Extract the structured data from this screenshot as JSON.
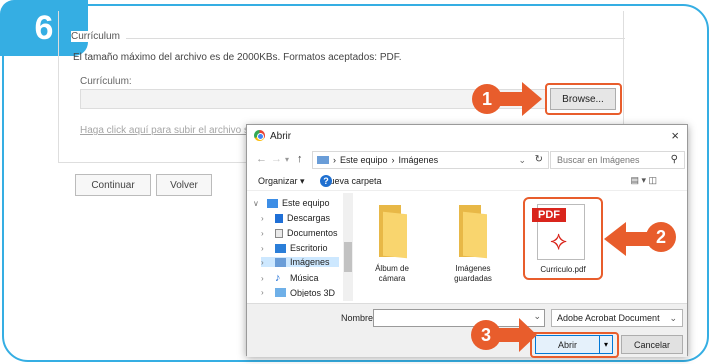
{
  "step_number": "6",
  "form": {
    "legend": "Currículum",
    "help_text": "El tamaño máximo del archivo es de 2000KBs. Formatos aceptados: PDF.",
    "cv_label": "Currículum:",
    "browse_label": "Browse...",
    "upload_link": "Haga click aquí para subir el archivo seleccionado",
    "continue_label": "Continuar",
    "back_label": "Volver"
  },
  "callouts": [
    "1",
    "2",
    "3"
  ],
  "dialog": {
    "title": "Abrir",
    "close": "×",
    "breadcrumb": [
      "Este equipo",
      "Imágenes"
    ],
    "search_placeholder": "Buscar en Imágenes",
    "toolbar": {
      "organize": "Organizar ▾",
      "new_folder": "Nueva carpeta",
      "help": "?"
    },
    "tree": [
      {
        "label": "Este equipo",
        "icon": "computer-icon"
      },
      {
        "label": "Descargas",
        "icon": "download-icon"
      },
      {
        "label": "Documentos",
        "icon": "documents-icon"
      },
      {
        "label": "Escritorio",
        "icon": "desktop-icon"
      },
      {
        "label": "Imágenes",
        "icon": "pictures-icon",
        "selected": true
      },
      {
        "label": "Música",
        "icon": "music-icon"
      },
      {
        "label": "Objetos 3D",
        "icon": "objects-3d-icon"
      }
    ],
    "files": [
      {
        "name": "Álbum de cámara",
        "line1": "Álbum de",
        "line2": "cámara",
        "type": "folder"
      },
      {
        "name": "Imágenes guardadas",
        "line1": "Imágenes",
        "line2": "guardadas",
        "type": "folder"
      },
      {
        "name": "Curriculo.pdf",
        "type": "pdf",
        "tag": "PDF"
      }
    ],
    "filename_label": "Nombre:",
    "filename_value": "",
    "file_type": "Adobe Acrobat Document",
    "open_label": "Abrir",
    "cancel_label": "Cancelar"
  },
  "colors": {
    "frame": "#35aee3",
    "accent": "#e85d2c",
    "pdf_red": "#d9251c"
  }
}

#### YOUR INSTRUCTIONS:
The answer is the listing above restated word for word, pictures removed.

#### ANSWER FOR THIS EXERCISE:
Extract the structured data from this screenshot as JSON.
{
  "step_number": "6",
  "form": {
    "legend": "Currículum",
    "help_text": "El tamaño máximo del archivo es de 2000KBs. Formatos aceptados: PDF.",
    "cv_label": "Currículum:",
    "browse_label": "Browse...",
    "upload_link": "Haga click aquí para subir el archivo seleccionado",
    "continue_label": "Continuar",
    "back_label": "Volver"
  },
  "callouts": [
    "1",
    "2",
    "3"
  ],
  "dialog": {
    "title": "Abrir",
    "close": "×",
    "breadcrumb": [
      "Este equipo",
      "Imágenes"
    ],
    "search_placeholder": "Buscar en Imágenes",
    "toolbar": {
      "organize": "Organizar ▾",
      "new_folder": "Nueva carpeta",
      "help": "?"
    },
    "tree": [
      {
        "label": "Este equipo",
        "icon": "computer-icon"
      },
      {
        "label": "Descargas",
        "icon": "download-icon"
      },
      {
        "label": "Documentos",
        "icon": "documents-icon"
      },
      {
        "label": "Escritorio",
        "icon": "desktop-icon"
      },
      {
        "label": "Imágenes",
        "icon": "pictures-icon",
        "selected": true
      },
      {
        "label": "Música",
        "icon": "music-icon"
      },
      {
        "label": "Objetos 3D",
        "icon": "objects-3d-icon"
      }
    ],
    "files": [
      {
        "name": "Álbum de cámara",
        "line1": "Álbum de",
        "line2": "cámara",
        "type": "folder"
      },
      {
        "name": "Imágenes guardadas",
        "line1": "Imágenes",
        "line2": "guardadas",
        "type": "folder"
      },
      {
        "name": "Curriculo.pdf",
        "type": "pdf",
        "tag": "PDF"
      }
    ],
    "filename_label": "Nombre:",
    "filename_value": "",
    "file_type": "Adobe Acrobat Document",
    "open_label": "Abrir",
    "cancel_label": "Cancelar"
  },
  "colors": {
    "frame": "#35aee3",
    "accent": "#e85d2c",
    "pdf_red": "#d9251c"
  }
}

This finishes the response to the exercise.